■ DATASET RECORDS:
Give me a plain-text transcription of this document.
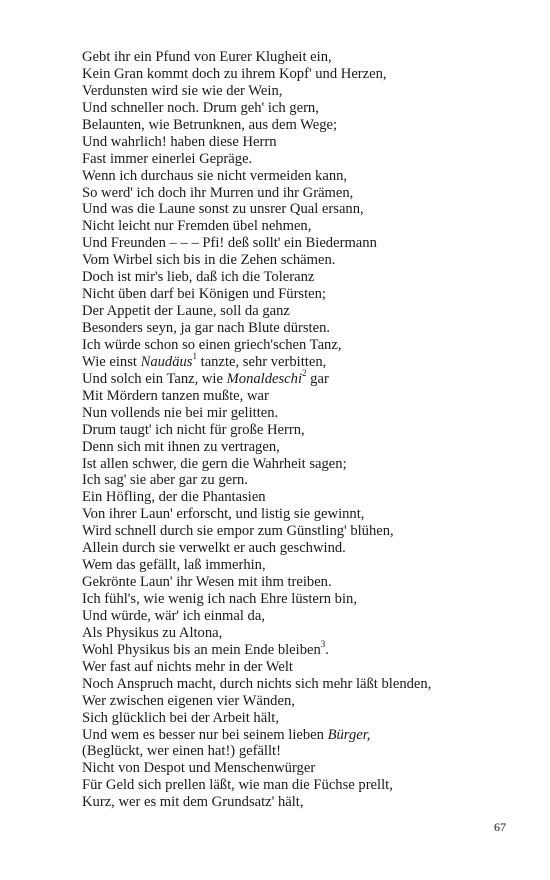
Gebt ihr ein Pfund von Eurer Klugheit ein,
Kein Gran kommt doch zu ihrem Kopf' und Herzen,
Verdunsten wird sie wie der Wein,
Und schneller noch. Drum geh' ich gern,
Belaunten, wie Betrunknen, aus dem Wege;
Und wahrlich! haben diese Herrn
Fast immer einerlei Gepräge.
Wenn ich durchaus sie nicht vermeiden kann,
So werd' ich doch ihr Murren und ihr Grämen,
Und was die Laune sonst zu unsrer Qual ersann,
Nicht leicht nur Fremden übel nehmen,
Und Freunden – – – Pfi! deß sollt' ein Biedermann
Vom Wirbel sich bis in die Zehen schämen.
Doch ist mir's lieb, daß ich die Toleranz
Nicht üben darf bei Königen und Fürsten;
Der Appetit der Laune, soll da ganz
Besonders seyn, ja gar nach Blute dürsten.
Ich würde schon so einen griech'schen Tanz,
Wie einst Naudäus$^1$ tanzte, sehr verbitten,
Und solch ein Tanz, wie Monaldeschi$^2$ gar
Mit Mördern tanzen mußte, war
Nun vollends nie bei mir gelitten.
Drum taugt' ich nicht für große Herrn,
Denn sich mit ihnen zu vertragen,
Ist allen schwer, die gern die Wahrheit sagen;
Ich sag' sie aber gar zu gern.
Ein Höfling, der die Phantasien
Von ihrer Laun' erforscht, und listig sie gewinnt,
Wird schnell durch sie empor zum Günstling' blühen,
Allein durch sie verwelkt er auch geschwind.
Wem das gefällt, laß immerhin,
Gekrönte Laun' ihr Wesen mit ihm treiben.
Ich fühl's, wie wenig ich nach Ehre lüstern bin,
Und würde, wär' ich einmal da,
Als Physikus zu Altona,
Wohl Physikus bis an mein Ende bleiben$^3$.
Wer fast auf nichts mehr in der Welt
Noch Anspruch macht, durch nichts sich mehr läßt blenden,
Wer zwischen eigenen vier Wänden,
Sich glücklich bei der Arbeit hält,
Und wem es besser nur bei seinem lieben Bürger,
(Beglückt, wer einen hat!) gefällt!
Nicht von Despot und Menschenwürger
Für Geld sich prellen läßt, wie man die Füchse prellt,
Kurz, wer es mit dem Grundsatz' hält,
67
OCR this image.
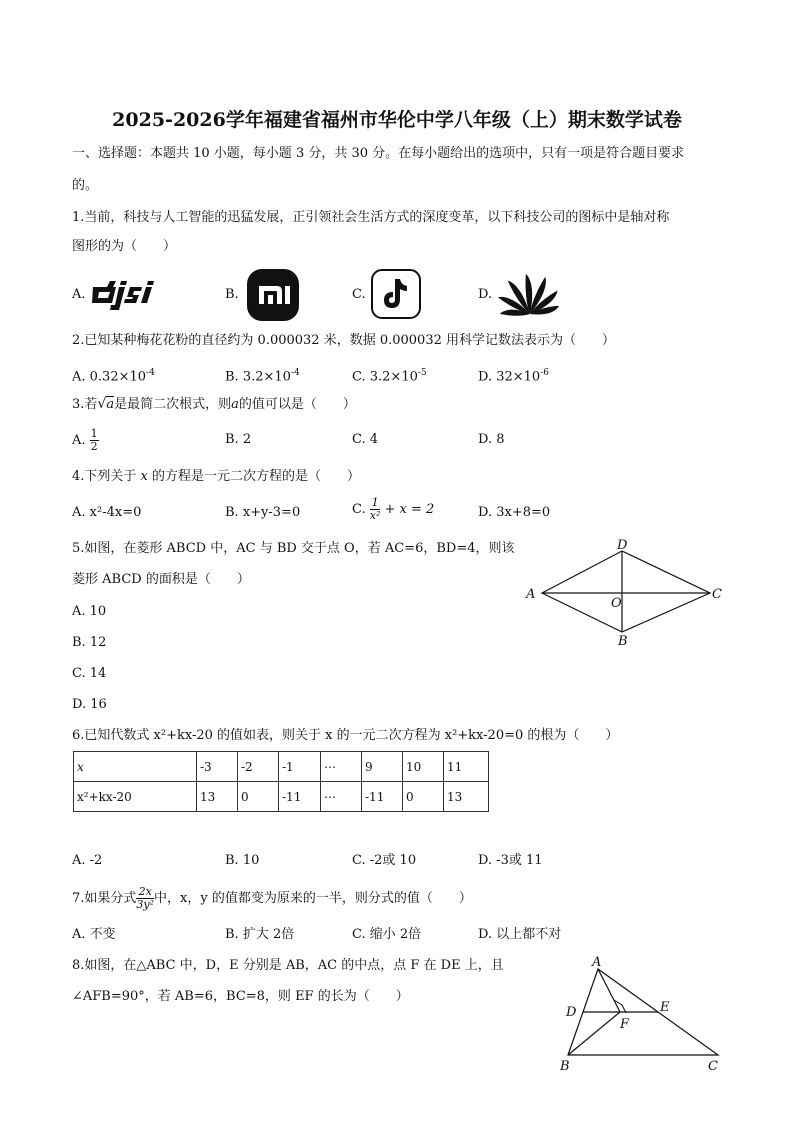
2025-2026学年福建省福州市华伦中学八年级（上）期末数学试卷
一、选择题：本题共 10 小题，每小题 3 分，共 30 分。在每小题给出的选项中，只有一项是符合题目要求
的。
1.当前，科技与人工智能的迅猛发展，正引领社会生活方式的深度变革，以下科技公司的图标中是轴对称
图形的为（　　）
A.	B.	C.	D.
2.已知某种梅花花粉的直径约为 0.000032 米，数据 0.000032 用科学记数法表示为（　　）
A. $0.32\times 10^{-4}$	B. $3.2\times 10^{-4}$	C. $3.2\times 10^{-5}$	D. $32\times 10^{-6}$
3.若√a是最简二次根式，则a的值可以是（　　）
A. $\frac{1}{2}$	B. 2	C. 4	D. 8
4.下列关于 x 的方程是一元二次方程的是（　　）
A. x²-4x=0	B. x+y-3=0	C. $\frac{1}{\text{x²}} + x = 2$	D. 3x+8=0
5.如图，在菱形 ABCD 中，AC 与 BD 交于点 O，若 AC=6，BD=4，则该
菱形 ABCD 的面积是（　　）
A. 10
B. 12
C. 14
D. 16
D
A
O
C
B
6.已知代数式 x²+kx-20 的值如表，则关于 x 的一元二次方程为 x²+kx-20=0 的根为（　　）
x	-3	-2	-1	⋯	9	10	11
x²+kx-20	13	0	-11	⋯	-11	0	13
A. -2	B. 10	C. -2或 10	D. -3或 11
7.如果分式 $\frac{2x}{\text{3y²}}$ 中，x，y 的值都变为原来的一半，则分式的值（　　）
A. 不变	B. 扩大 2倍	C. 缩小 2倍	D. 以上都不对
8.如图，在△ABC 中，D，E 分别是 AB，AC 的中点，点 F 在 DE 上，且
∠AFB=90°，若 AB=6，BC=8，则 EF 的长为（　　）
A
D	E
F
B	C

* * *

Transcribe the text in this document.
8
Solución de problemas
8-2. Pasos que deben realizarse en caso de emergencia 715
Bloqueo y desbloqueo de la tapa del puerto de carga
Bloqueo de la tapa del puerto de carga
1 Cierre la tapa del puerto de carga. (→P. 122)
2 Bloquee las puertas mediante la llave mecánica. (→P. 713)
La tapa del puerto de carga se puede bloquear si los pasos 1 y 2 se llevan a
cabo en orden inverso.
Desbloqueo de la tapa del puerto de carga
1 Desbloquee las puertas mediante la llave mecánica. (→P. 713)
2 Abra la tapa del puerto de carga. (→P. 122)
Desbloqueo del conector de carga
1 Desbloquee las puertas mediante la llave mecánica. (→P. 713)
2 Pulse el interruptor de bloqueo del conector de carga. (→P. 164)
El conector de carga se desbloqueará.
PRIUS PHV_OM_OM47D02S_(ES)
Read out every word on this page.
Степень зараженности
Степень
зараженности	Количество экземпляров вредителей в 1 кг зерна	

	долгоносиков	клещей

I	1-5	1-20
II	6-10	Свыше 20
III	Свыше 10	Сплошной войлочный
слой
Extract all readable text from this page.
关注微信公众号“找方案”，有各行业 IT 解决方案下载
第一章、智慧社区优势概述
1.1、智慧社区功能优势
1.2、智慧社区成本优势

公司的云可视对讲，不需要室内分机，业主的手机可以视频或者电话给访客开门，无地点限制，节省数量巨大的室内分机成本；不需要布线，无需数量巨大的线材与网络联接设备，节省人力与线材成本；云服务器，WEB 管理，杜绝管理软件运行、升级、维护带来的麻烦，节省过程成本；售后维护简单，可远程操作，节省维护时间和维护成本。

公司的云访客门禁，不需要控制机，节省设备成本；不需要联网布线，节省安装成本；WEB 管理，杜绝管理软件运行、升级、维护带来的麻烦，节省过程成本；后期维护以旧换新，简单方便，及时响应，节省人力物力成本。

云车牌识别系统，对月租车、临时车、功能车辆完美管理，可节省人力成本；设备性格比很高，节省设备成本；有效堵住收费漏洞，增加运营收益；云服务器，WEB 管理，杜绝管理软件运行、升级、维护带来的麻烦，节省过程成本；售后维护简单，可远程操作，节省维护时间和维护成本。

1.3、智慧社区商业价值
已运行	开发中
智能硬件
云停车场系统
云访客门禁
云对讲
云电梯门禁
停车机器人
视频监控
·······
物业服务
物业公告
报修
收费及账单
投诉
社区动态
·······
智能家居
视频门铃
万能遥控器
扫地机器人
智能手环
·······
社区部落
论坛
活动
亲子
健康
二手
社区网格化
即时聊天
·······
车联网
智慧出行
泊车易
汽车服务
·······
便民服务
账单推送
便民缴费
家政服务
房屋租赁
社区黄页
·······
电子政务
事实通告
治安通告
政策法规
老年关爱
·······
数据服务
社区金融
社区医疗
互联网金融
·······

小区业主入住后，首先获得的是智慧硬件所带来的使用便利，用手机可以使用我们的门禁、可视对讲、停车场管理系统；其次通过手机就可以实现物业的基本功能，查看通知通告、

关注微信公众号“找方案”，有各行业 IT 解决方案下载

...

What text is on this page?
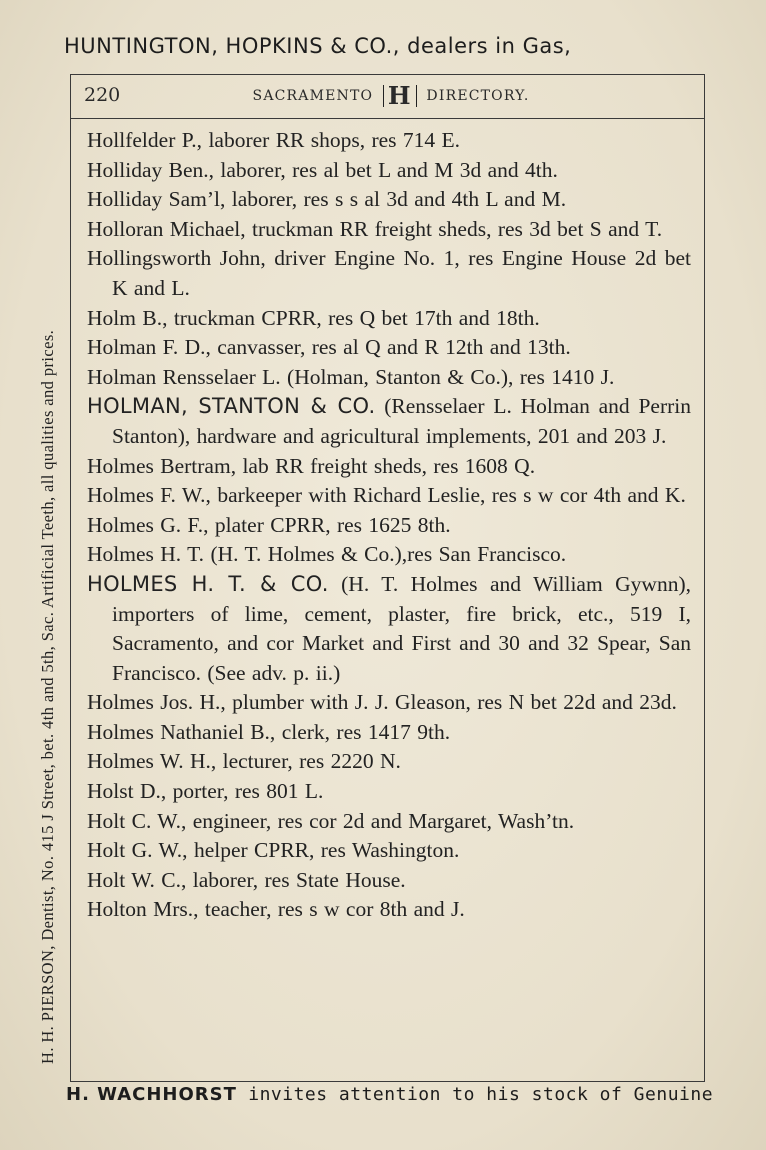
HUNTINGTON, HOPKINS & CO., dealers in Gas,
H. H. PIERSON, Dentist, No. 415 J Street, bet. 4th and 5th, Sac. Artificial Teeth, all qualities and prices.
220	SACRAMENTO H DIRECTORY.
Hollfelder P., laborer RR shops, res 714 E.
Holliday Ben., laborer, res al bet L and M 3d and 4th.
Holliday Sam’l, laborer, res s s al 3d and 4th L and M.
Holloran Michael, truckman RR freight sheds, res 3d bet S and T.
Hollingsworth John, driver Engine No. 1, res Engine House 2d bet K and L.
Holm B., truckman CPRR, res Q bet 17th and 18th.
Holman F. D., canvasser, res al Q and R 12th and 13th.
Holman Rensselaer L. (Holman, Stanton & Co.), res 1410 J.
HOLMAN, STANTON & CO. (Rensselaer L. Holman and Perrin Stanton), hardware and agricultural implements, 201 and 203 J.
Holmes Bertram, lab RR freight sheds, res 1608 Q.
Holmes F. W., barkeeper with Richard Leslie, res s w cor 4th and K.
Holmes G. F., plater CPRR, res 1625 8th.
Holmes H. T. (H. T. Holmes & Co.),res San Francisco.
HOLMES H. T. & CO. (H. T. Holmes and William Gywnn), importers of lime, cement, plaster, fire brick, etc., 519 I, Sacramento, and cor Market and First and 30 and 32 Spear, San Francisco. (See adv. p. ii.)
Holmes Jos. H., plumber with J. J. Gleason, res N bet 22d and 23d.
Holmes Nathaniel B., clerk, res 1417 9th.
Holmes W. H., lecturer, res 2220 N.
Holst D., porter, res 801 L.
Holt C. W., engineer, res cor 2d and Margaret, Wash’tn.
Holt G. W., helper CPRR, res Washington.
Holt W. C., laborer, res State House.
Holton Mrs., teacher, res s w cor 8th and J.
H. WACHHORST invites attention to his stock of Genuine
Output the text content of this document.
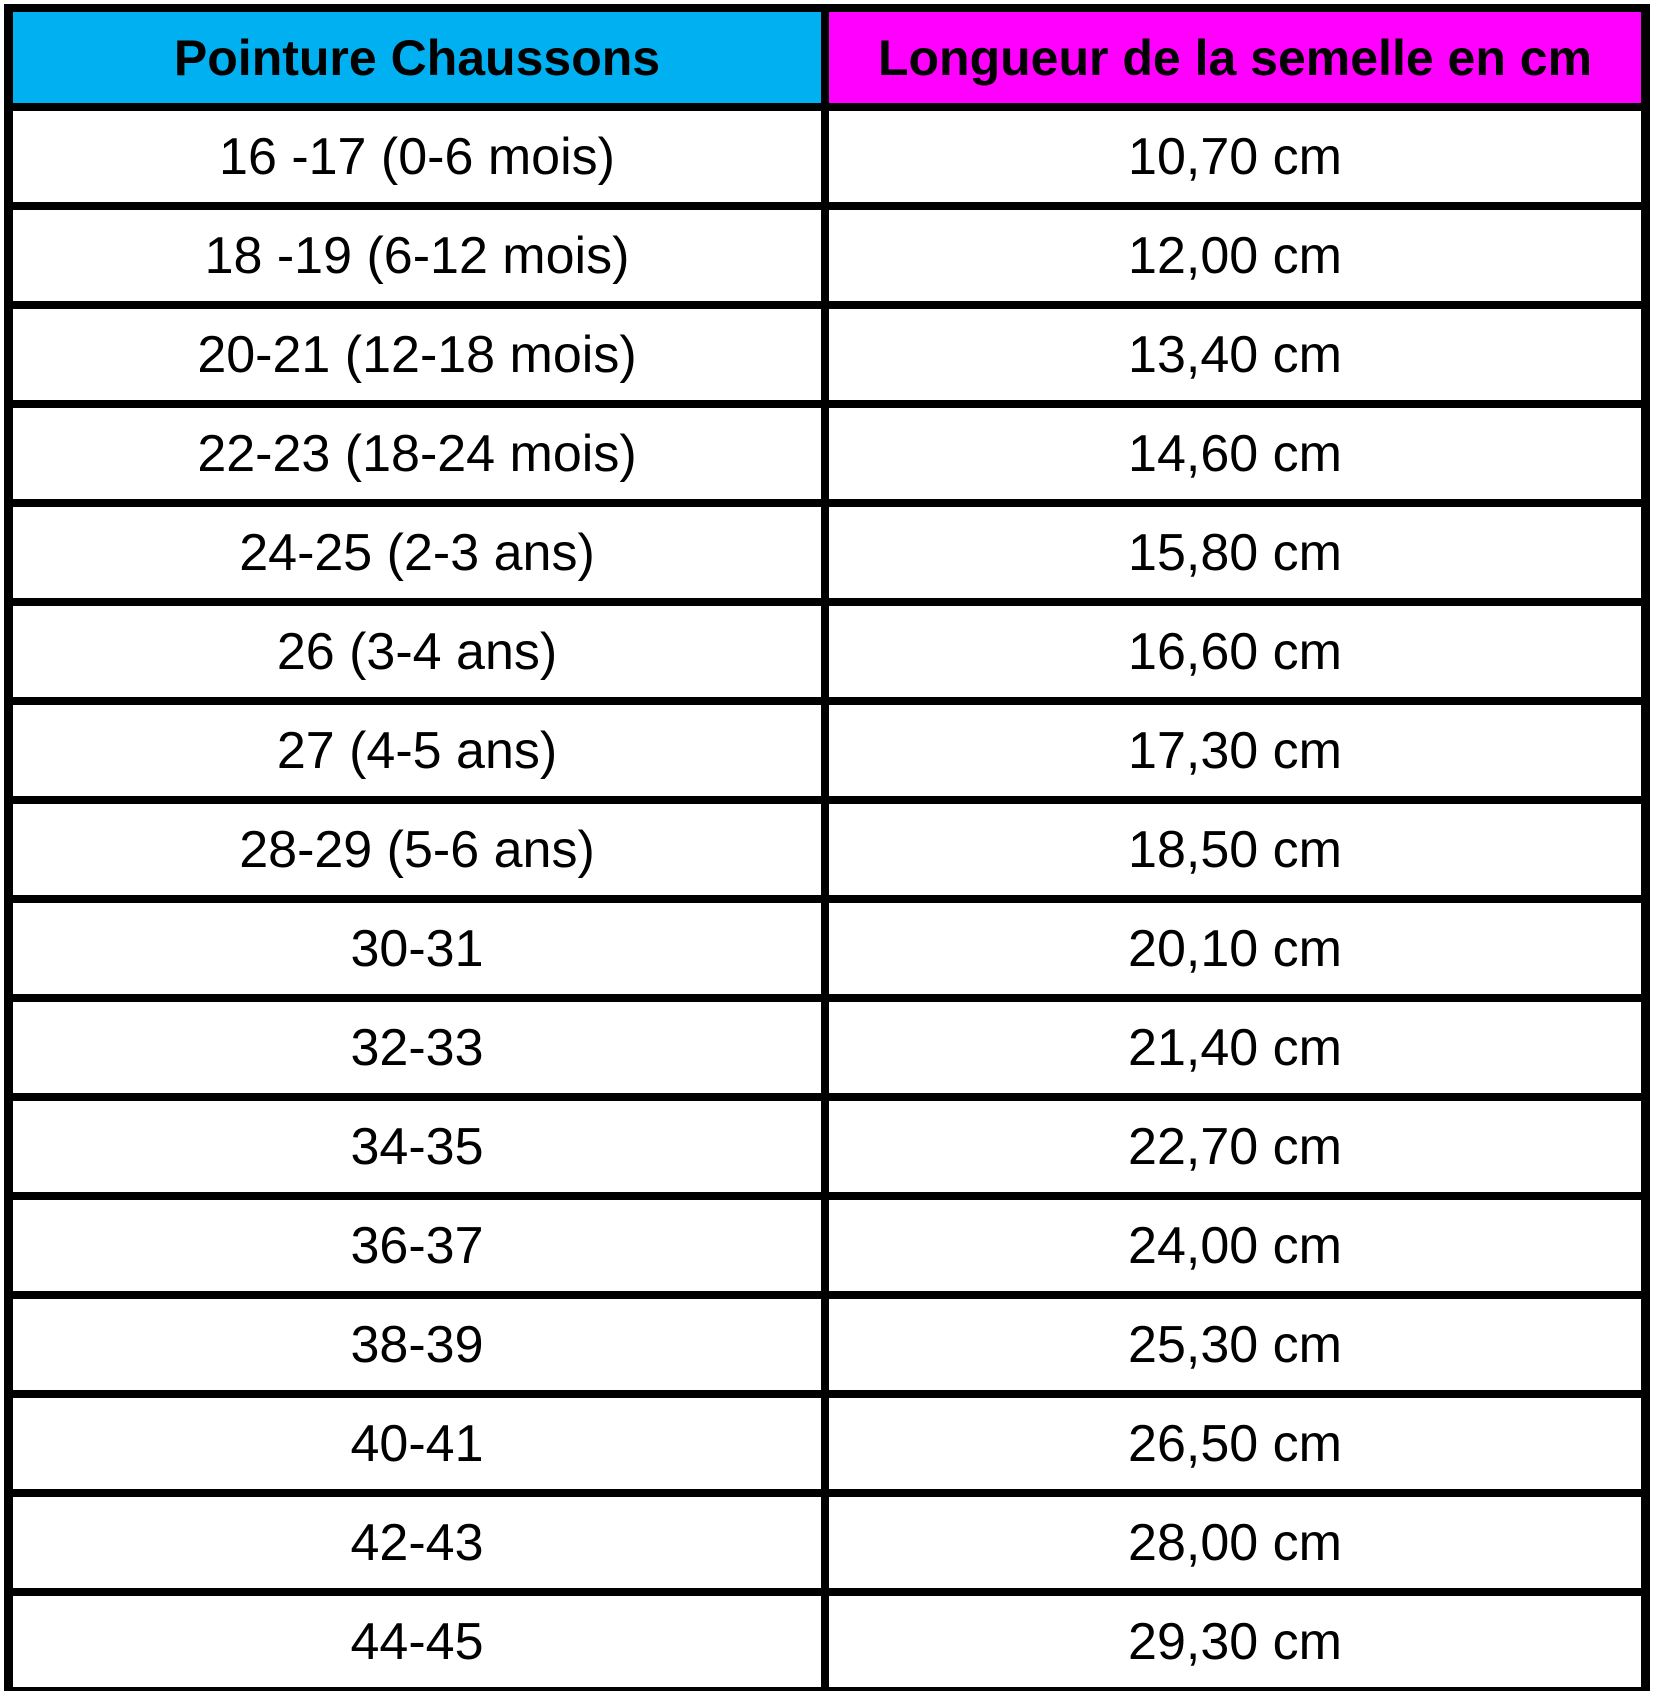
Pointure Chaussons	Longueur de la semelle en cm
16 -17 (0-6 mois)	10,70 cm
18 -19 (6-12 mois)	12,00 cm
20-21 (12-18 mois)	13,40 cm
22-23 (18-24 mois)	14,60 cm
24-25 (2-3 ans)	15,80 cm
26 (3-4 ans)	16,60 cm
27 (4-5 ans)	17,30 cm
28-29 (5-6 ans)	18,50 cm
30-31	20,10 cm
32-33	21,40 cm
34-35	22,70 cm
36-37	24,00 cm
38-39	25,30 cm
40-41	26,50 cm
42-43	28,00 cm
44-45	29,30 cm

■ EXERCISE AIM: Pick out the lines containing the string "Свыше" and show them.

■ EXPECTED ANSWER:
II	6-10	Свыше 20
III	Свыше 10	Сплошной войлочный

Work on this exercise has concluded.